**What needs to be done:** Search the material for the string "Dashboard" and copy each line where it occurs.

**Records for the exercise:**

:::::

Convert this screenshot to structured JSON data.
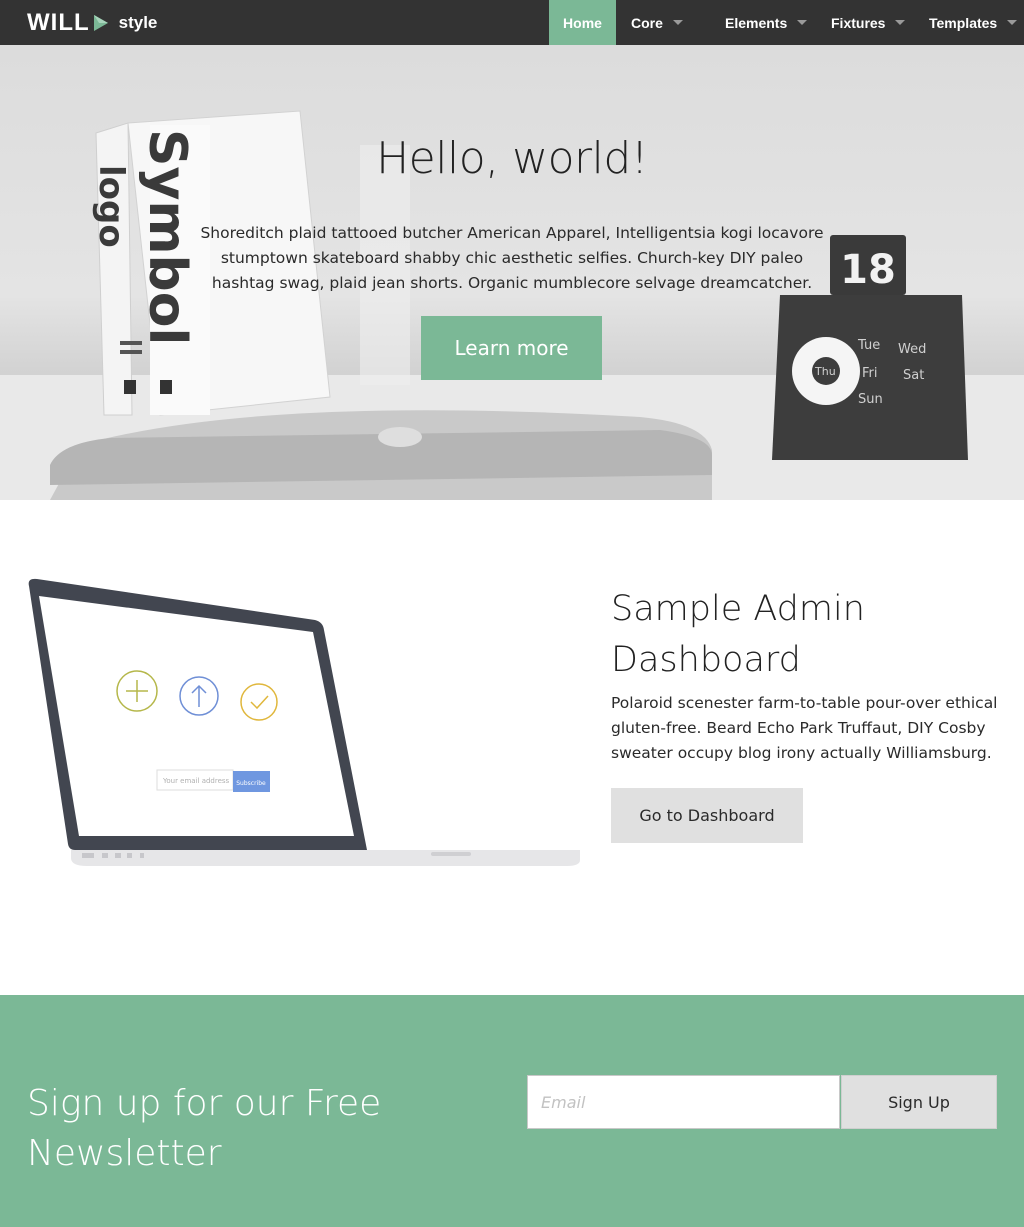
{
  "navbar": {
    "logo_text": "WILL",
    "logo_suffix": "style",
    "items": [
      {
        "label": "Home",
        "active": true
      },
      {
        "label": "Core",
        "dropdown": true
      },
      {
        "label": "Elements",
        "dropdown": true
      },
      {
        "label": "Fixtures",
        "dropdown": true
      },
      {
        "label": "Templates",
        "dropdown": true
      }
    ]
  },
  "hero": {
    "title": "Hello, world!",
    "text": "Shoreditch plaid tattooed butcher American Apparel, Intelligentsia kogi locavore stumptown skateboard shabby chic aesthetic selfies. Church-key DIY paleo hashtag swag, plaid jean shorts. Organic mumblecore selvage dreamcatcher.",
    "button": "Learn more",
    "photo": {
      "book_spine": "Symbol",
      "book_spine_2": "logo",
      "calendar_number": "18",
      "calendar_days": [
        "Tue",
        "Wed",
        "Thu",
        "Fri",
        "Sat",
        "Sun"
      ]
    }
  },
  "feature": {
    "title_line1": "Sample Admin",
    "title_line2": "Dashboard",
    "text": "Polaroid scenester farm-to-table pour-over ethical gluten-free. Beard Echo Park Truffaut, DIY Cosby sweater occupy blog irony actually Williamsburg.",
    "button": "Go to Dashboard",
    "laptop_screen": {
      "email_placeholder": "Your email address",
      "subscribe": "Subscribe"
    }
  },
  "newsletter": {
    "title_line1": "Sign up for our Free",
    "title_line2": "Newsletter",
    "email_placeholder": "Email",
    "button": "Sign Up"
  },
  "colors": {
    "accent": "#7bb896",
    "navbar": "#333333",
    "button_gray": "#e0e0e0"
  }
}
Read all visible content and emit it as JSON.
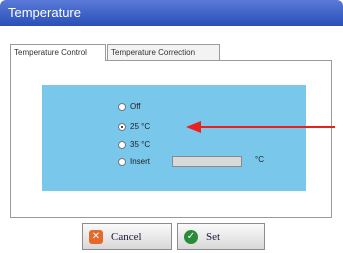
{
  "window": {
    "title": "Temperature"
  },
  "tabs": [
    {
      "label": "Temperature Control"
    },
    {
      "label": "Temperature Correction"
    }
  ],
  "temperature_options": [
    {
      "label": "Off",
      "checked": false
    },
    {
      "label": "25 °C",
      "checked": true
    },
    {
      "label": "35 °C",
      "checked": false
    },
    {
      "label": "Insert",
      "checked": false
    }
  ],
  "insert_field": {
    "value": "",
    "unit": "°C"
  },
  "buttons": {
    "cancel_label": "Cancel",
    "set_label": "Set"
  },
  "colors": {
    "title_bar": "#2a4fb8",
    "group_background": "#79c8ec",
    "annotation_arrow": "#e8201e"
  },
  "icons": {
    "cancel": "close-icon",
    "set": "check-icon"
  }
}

:::::

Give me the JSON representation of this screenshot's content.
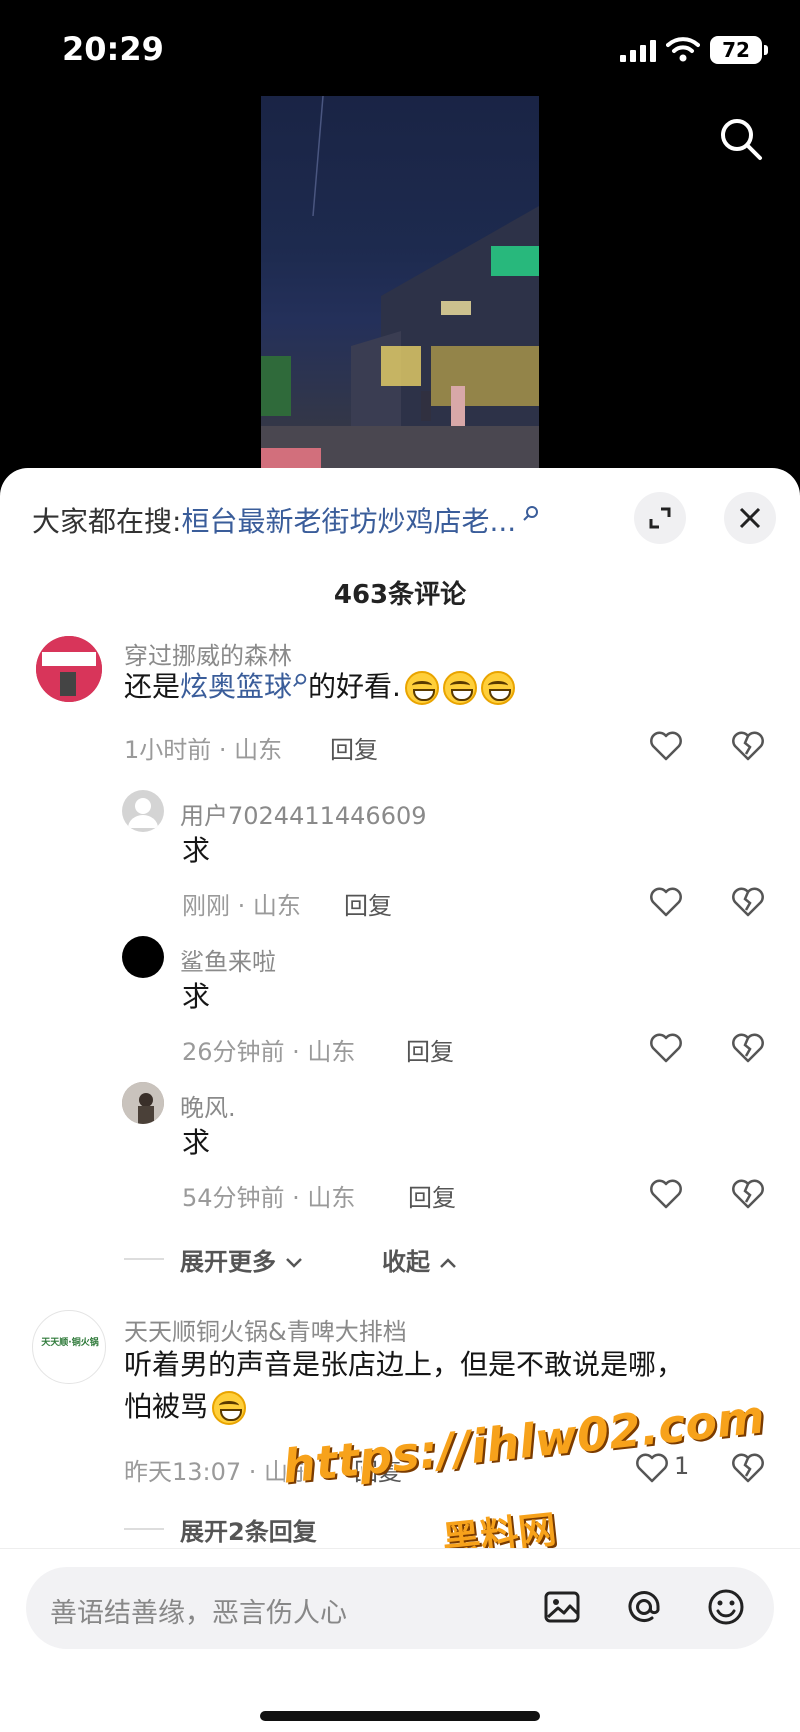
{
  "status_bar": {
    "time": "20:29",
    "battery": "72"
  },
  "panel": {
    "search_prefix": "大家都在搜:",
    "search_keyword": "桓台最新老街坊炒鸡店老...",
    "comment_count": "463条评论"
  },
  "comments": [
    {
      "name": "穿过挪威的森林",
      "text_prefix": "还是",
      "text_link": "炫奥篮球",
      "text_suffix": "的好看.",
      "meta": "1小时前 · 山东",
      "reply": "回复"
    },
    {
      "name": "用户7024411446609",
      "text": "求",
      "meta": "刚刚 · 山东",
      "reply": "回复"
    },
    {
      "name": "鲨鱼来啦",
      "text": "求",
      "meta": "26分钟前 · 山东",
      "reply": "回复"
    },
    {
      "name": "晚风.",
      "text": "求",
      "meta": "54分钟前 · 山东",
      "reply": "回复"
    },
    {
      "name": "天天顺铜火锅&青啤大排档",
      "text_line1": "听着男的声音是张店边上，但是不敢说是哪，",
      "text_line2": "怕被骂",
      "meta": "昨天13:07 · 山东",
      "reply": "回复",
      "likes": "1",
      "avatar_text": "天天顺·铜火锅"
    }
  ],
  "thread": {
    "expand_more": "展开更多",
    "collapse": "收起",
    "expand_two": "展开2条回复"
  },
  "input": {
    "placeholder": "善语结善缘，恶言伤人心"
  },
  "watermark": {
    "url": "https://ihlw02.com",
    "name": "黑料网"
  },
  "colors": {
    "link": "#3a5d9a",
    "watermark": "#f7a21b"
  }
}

:::::

**Correct output:**
    "title_line2": "Dashboard",
    "button": "Go to Dashboard",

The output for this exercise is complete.